What is being asked - All the records that follow need to be reproduced exactly. Omit the images.

....

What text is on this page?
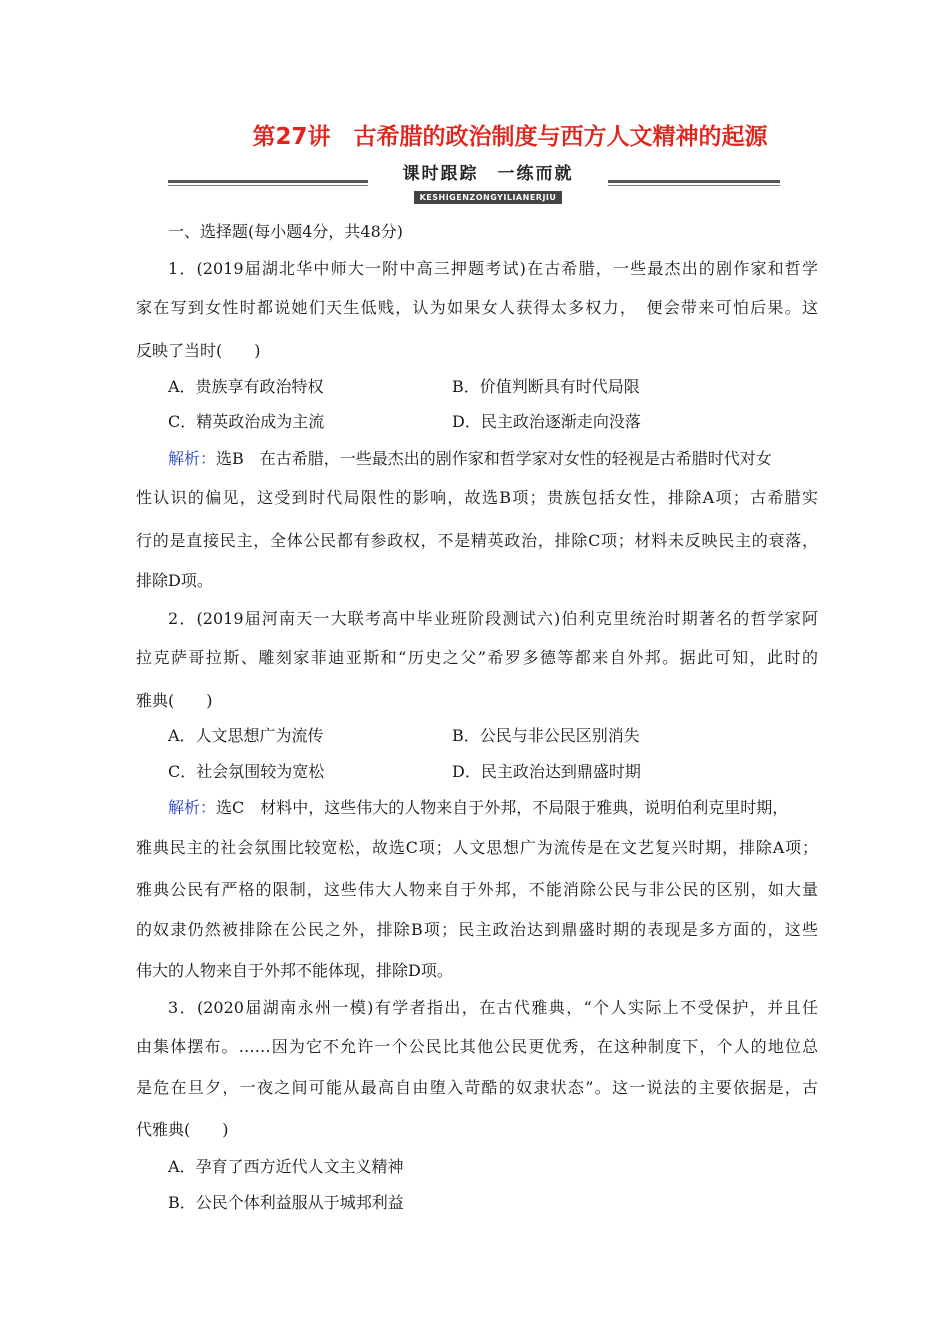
第27讲　古希腊的政治制度与西方人文精神的起源
课时跟踪　一练而就
KESHIGENZONGYILIANERJIU
一、选择题(每小题4分，共48分)
1．(2019届湖北华中师大一附中高三押题考试)在古希腊，一些最杰出的剧作家和哲学
家在写到女性时都说她们天生低贱，认为如果女人获得太多权力，　便会带来可怕后果。这
反映了当时(　　)
A．贵族享有政治特权	B．价值判断具有时代局限
C．精英政治成为主流	D．民主政治逐渐走向没落
解析：选B　在古希腊，一些最杰出的剧作家和哲学家对女性的轻视是古希腊时代对女
性认识的偏见，这受到时代局限性的影响，故选B项；贵族包括女性，排除A项；古希腊实
行的是直接民主，全体公民都有参政权，不是精英政治，排除C项；材料未反映民主的衰落，
排除D项。
2．(2019届河南天一大联考高中毕业班阶段测试六)伯利克里统治时期著名的哲学家阿
拉克萨哥拉斯、雕刻家菲迪亚斯和“历史之父”希罗多德等都来自外邦。据此可知，此时的
雅典(　　)
A．人文思想广为流传	B．公民与非公民区别消失
C．社会氛围较为宽松	D．民主政治达到鼎盛时期
解析：选C　材料中，这些伟大的人物来自于外邦，不局限于雅典，说明伯利克里时期，
雅典民主的社会氛围比较宽松，故选C项；人文思想广为流传是在文艺复兴时期，排除A项；
雅典公民有严格的限制，这些伟大人物来自于外邦，不能消除公民与非公民的区别，如大量
的奴隶仍然被排除在公民之外，排除B项；民主政治达到鼎盛时期的表现是多方面的，这些
伟大的人物来自于外邦不能体现，排除D项。
3．(2020届湖南永州一模)有学者指出，在古代雅典，“个人实际上不受保护，并且任
由集体摆布。……因为它不允许一个公民比其他公民更优秀，在这种制度下，个人的地位总
是危在旦夕，一夜之间可能从最高自由堕入苛酷的奴隶状态”。这一说法的主要依据是，古
代雅典(　　)
A．孕育了西方近代人文主义精神
B．公民个体利益服从于城邦利益
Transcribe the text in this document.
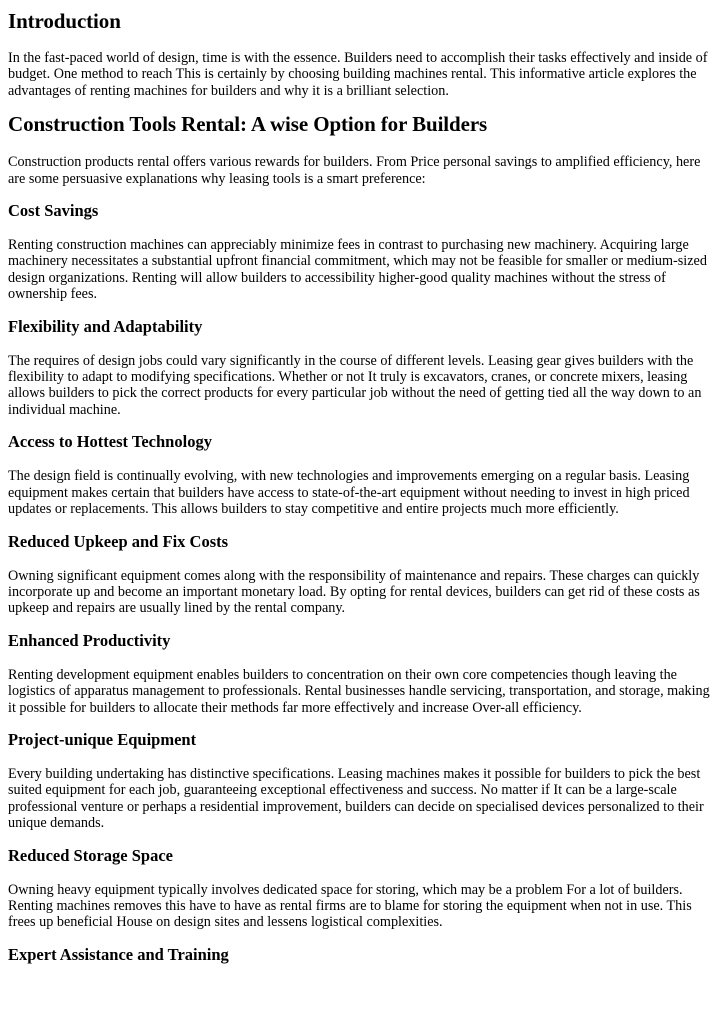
Introduction

In the fast-paced world of design, time is with the essence. Builders need to accomplish their tasks effectively and inside of budget. One method to reach This is certainly by choosing building machines rental. This informative article explores the advantages of renting machines for builders and why it is a brilliant selection.

Construction Tools Rental: A wise Option for Builders

Construction products rental offers various rewards for builders. From Price personal savings to amplified efficiency, here are some persuasive explanations why leasing tools is a smart preference:

Cost Savings

Renting construction machines can appreciably minimize fees in contrast to purchasing new machinery. Acquiring large machinery necessitates a substantial upfront financial commitment, which may not be feasible for smaller or medium-sized design organizations. Renting will allow builders to accessibility higher-good quality machines without the stress of ownership fees.

Flexibility and Adaptability

The requires of design jobs could vary significantly in the course of different levels. Leasing gear gives builders with the flexibility to adapt to modifying specifications. Whether or not It truly is excavators, cranes, or concrete mixers, leasing allows builders to pick the correct products for every particular job without the need of getting tied all the way down to an individual machine.

Access to Hottest Technology

The design field is continually evolving, with new technologies and improvements emerging on a regular basis. Leasing equipment makes certain that builders have access to state-of-the-art equipment without needing to invest in high priced updates or replacements. This allows builders to stay competitive and entire projects much more efficiently.

Reduced Upkeep and Fix Costs

Owning significant equipment comes along with the responsibility of maintenance and repairs. These charges can quickly incorporate up and become an important monetary load. By opting for rental devices, builders can get rid of these costs as upkeep and repairs are usually lined by the rental company.

Enhanced Productivity

Renting development equipment enables builders to concentration on their own core competencies though leaving the logistics of apparatus management to professionals. Rental businesses handle servicing, transportation, and storage, making it possible for builders to allocate their methods far more effectively and increase Over-all efficiency.

Project-unique Equipment

Every building undertaking has distinctive specifications. Leasing machines makes it possible for builders to pick the best suited equipment for each job, guaranteeing exceptional effectiveness and success. No matter if It can be a large-scale professional venture or perhaps a residential improvement, builders can decide on specialised devices personalized to their unique demands.

Reduced Storage Space

Owning heavy equipment typically involves dedicated space for storing, which may be a problem For a lot of builders. Renting machines removes this have to have as rental firms are to blame for storing the equipment when not in use. This frees up beneficial House on design sites and lessens logistical complexities.

Expert Assistance and Training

....

Written response -
What text is on this page?
第27讲　古希腊的政治制度与西方人文精神的起源
课时跟踪　一练而就
KESHIGENZONGYILIANERJIU
一、选择题(每小题4分，共48分)
1．(2019届湖北华中师大一附中高三押题考试)在古希腊，一些最杰出的剧作家和哲学
家在写到女性时都说她们天生低贱，认为如果女人获得太多权力，　便会带来可怕后果。这
反映了当时(　　)
A．贵族享有政治特权	B．价值判断具有时代局限
C．精英政治成为主流	D．民主政治逐渐走向没落
解析：选B　在古希腊，一些最杰出的剧作家和哲学家对女性的轻视是古希腊时代对女
性认识的偏见，这受到时代局限性的影响，故选B项；贵族包括女性，排除A项；古希腊实
行的是直接民主，全体公民都有参政权，不是精英政治，排除C项；材料未反映民主的衰落，
排除D项。
2．(2019届河南天一大联考高中毕业班阶段测试六)伯利克里统治时期著名的哲学家阿
拉克萨哥拉斯、雕刻家菲迪亚斯和“历史之父”希罗多德等都来自外邦。据此可知，此时的
雅典(　　)
A．人文思想广为流传	B．公民与非公民区别消失
C．社会氛围较为宽松	D．民主政治达到鼎盛时期
解析：选C　材料中，这些伟大的人物来自于外邦，不局限于雅典，说明伯利克里时期，
雅典民主的社会氛围比较宽松，故选C项；人文思想广为流传是在文艺复兴时期，排除A项；
雅典公民有严格的限制，这些伟大人物来自于外邦，不能消除公民与非公民的区别，如大量
的奴隶仍然被排除在公民之外，排除B项；民主政治达到鼎盛时期的表现是多方面的，这些
伟大的人物来自于外邦不能体现，排除D项。
3．(2020届湖南永州一模)有学者指出，在古代雅典，“个人实际上不受保护，并且任
由集体摆布。……因为它不允许一个公民比其他公民更优秀，在这种制度下，个人的地位总
是危在旦夕，一夜之间可能从最高自由堕入苛酷的奴隶状态”。这一说法的主要依据是，古
代雅典(　　)
A．孕育了西方近代人文主义精神
B．公民个体利益服从于城邦利益
Transcribe the text in this document.
Introduction

In the fast-paced world of design, time is with the essence. Builders need to accomplish their tasks effectively and inside of budget. One method to reach This is certainly by choosing building machines rental. This informative article explores the advantages of renting machines for builders and why it is a brilliant selection.

Construction Tools Rental: A wise Option for Builders

Construction products rental offers various rewards for builders. From Price personal savings to amplified efficiency, here are some persuasive explanations why leasing tools is a smart preference:

Cost Savings

Renting construction machines can appreciably minimize fees in contrast to purchasing new machinery. Acquiring large machinery necessitates a substantial upfront financial commitment, which may not be feasible for smaller or medium-sized design organizations. Renting will allow builders to accessibility higher-good quality machines without the stress of ownership fees.

Flexibility and Adaptability

The requires of design jobs could vary significantly in the course of different levels. Leasing gear gives builders with the flexibility to adapt to modifying specifications. Whether or not It truly is excavators, cranes, or concrete mixers, leasing allows builders to pick the correct products for every particular job without the need of getting tied all the way down to an individual machine.

Access to Hottest Technology

The design field is continually evolving, with new technologies and improvements emerging on a regular basis. Leasing equipment makes certain that builders have access to state-of-the-art equipment without needing to invest in high priced updates or replacements. This allows builders to stay competitive and entire projects much more efficiently.

Reduced Upkeep and Fix Costs

Owning significant equipment comes along with the responsibility of maintenance and repairs. These charges can quickly incorporate up and become an important monetary load. By opting for rental devices, builders can get rid of these costs as upkeep and repairs are usually lined by the rental company.

Enhanced Productivity

Renting development equipment enables builders to concentration on their own core competencies though leaving the logistics of apparatus management to professionals. Rental businesses handle servicing, transportation, and storage, making it possible for builders to allocate their methods far more effectively and increase Over-all efficiency.

Project-unique Equipment

Every building undertaking has distinctive specifications. Leasing machines makes it possible for builders to pick the best suited equipment for each job, guaranteeing exceptional effectiveness and success. No matter if It can be a large-scale professional venture or perhaps a residential improvement, builders can decide on specialised devices personalized to their unique demands.

Reduced Storage Space

Owning heavy equipment typically involves dedicated space for storing, which may be a problem For a lot of builders. Renting machines removes this have to have as rental firms are to blame for storing the equipment when not in use. This frees up beneficial House on design sites and lessens logistical complexities.

Expert Assistance and Training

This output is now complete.